▶ DATASET EXTRACT:
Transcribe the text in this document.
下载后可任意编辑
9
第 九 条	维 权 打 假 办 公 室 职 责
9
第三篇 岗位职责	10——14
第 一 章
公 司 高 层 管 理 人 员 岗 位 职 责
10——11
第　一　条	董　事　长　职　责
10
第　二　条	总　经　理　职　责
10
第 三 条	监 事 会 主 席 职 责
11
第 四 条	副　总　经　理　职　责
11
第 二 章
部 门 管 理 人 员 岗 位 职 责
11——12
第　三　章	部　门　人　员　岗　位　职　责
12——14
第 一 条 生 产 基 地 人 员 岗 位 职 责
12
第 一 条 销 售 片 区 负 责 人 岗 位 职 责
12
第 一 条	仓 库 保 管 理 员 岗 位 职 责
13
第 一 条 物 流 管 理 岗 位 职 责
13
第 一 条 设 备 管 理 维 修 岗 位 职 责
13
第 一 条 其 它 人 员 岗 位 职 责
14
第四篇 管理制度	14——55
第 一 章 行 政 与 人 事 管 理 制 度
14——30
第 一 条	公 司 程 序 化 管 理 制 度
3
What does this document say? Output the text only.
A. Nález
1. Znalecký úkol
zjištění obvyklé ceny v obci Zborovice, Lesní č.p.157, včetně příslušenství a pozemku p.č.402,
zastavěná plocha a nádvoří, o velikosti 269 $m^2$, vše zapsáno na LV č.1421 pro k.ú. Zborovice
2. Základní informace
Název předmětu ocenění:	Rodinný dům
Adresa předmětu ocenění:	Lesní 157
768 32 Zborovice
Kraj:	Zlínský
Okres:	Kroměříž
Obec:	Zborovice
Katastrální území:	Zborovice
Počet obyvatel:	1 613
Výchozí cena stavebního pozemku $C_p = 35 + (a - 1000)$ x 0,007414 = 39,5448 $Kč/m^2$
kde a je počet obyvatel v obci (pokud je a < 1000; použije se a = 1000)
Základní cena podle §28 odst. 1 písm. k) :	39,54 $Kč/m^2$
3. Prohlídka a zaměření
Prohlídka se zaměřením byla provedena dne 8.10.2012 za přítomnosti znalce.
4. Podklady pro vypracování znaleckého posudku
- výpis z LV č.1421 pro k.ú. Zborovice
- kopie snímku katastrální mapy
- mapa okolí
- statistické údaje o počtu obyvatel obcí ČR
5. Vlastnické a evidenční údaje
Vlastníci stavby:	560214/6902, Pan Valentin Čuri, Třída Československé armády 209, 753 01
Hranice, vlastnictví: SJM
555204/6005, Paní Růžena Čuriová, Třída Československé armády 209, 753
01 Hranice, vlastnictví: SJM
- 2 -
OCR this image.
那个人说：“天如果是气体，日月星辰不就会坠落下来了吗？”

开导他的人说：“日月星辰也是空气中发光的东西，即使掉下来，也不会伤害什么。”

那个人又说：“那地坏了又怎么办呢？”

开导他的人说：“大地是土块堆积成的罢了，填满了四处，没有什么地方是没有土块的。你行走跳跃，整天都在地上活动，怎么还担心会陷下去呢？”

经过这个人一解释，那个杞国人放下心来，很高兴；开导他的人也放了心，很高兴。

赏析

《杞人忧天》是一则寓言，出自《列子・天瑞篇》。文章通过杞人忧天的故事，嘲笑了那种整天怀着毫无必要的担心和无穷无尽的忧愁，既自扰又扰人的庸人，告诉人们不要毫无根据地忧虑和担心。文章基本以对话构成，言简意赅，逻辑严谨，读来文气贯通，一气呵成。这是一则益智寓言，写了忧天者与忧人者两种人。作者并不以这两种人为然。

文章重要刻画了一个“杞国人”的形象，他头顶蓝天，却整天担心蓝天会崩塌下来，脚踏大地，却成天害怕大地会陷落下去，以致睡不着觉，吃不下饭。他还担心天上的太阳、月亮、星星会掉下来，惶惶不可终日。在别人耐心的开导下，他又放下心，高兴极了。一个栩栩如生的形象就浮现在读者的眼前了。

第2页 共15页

▶ EXERCISE DETAILS: Reproduce every record, matching each line exactly.

▶ PROBLEM SOLUTION:
Transcribe the text in this document.
下载后可任意编辑
9
第 九 条	维 权 打 假 办 公 室 职 责
9
第三篇 岗位职责	10——14
第 一 章
公 司 高 层 管 理 人 员 岗 位 职 责
10——11
第　一　条	董　事　长　职　责
10
第　二　条	总　经　理　职　责
10
第 三 条	监 事 会 主 席 职 责
11
第 四 条	副　总　经　理　职　责
11
第 二 章
部 门 管 理 人 员 岗 位 职 责
11——12
第　三　章	部　门　人　员　岗　位　职　责
12——14
第 一 条 生 产 基 地 人 员 岗 位 职 责
12
第 一 条 销 售 片 区 负 责 人 岗 位 职 责
12
第 一 条	仓 库 保 管 理 员 岗 位 职 责
13
第 一 条 物 流 管 理 岗 位 职 责
13
第 一 条 设 备 管 理 维 修 岗 位 职 责
13
第 一 条 其 它 人 员 岗 位 职 责
14
第四篇 管理制度	14——55
第 一 章 行 政 与 人 事 管 理 制 度
14——30
第 一 条	公 司 程 序 化 管 理 制 度
3
What does this document say? Output the text only.
A. Nález
1. Znalecký úkol
zjištění obvyklé ceny v obci Zborovice, Lesní č.p.157, včetně příslušenství a pozemku p.č.402,
zastavěná plocha a nádvoří, o velikosti 269 $m^2$, vše zapsáno na LV č.1421 pro k.ú. Zborovice
2. Základní informace
Název předmětu ocenění:	Rodinný dům
Adresa předmětu ocenění:	Lesní 157
768 32 Zborovice
Kraj:	Zlínský
Okres:	Kroměříž
Obec:	Zborovice
Katastrální území:	Zborovice
Počet obyvatel:	1 613
Výchozí cena stavebního pozemku $C_p = 35 + (a - 1000)$ x 0,007414 = 39,5448 $Kč/m^2$
kde a je počet obyvatel v obci (pokud je a < 1000; použije se a = 1000)
Základní cena podle §28 odst. 1 písm. k) :	39,54 $Kč/m^2$
3. Prohlídka a zaměření
Prohlídka se zaměřením byla provedena dne 8.10.2012 za přítomnosti znalce.
4. Podklady pro vypracování znaleckého posudku
- výpis z LV č.1421 pro k.ú. Zborovice
- kopie snímku katastrální mapy
- mapa okolí
- statistické údaje o počtu obyvatel obcí ČR
5. Vlastnické a evidenční údaje
Vlastníci stavby:	560214/6902, Pan Valentin Čuri, Třída Československé armády 209, 753 01
Hranice, vlastnictví: SJM
555204/6005, Paní Růžena Čuriová, Třída Československé armády 209, 753
01 Hranice, vlastnictví: SJM
- 2 -
OCR this image.
那个人说：“天如果是气体，日月星辰不就会坠落下来了吗？”

开导他的人说：“日月星辰也是空气中发光的东西，即使掉下来，也不会伤害什么。”

那个人又说：“那地坏了又怎么办呢？”

开导他的人说：“大地是土块堆积成的罢了，填满了四处，没有什么地方是没有土块的。你行走跳跃，整天都在地上活动，怎么还担心会陷下去呢？”

经过这个人一解释，那个杞国人放下心来，很高兴；开导他的人也放了心，很高兴。

赏析

《杞人忧天》是一则寓言，出自《列子・天瑞篇》。文章通过杞人忧天的故事，嘲笑了那种整天怀着毫无必要的担心和无穷无尽的忧愁，既自扰又扰人的庸人，告诉人们不要毫无根据地忧虑和担心。文章基本以对话构成，言简意赅，逻辑严谨，读来文气贯通，一气呵成。这是一则益智寓言，写了忧天者与忧人者两种人。作者并不以这两种人为然。

文章重要刻画了一个“杞国人”的形象，他头顶蓝天，却整天担心蓝天会崩塌下来，脚踏大地，却成天害怕大地会陷落下去，以致睡不着觉，吃不下饭。他还担心天上的太阳、月亮、星星会掉下来，惶惶不可终日。在别人耐心的开导下，他又放下心，高兴极了。一个栩栩如生的形象就浮现在读者的眼前了。

第2页 共15页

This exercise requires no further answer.